>> Begin PROVIDED MATERIAL

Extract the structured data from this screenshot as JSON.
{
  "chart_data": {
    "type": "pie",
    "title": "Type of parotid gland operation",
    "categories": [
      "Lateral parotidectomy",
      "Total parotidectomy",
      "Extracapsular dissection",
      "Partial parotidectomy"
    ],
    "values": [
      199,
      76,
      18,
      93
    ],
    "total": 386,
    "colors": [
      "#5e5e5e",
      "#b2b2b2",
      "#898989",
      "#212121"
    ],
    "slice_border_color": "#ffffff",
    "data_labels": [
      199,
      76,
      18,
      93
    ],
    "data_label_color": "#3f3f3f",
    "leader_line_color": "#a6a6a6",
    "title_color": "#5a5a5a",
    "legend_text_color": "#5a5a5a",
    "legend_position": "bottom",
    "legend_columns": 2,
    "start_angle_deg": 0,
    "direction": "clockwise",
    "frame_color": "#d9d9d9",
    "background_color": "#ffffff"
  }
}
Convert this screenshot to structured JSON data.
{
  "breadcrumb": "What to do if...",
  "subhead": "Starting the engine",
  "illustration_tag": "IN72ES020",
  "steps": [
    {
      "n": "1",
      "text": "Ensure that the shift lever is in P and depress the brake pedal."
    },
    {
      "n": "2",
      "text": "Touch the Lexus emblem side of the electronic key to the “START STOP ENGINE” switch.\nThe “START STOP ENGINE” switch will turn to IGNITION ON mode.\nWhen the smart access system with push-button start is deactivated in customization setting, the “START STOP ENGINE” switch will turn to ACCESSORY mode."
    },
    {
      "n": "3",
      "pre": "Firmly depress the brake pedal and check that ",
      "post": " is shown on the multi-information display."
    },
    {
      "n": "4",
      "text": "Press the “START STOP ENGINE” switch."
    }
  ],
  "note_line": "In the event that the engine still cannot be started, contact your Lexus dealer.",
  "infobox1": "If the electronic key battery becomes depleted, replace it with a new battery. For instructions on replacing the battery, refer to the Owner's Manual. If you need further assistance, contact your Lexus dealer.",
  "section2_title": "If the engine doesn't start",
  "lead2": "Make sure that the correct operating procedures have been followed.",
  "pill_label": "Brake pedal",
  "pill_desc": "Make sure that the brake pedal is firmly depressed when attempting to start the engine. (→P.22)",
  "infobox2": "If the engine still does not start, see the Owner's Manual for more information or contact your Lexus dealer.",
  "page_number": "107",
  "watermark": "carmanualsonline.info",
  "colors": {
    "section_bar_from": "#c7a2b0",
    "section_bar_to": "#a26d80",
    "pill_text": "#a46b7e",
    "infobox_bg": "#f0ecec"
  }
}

>> End PROVIDED MATERIAL

Pick out the lines containing the string "information" and show them.

      "post": " is shown on the multi-information display."
  "infobox2": "If the engine still does not start, see the Owner's Manual for more information or contact your Lexus dealer.",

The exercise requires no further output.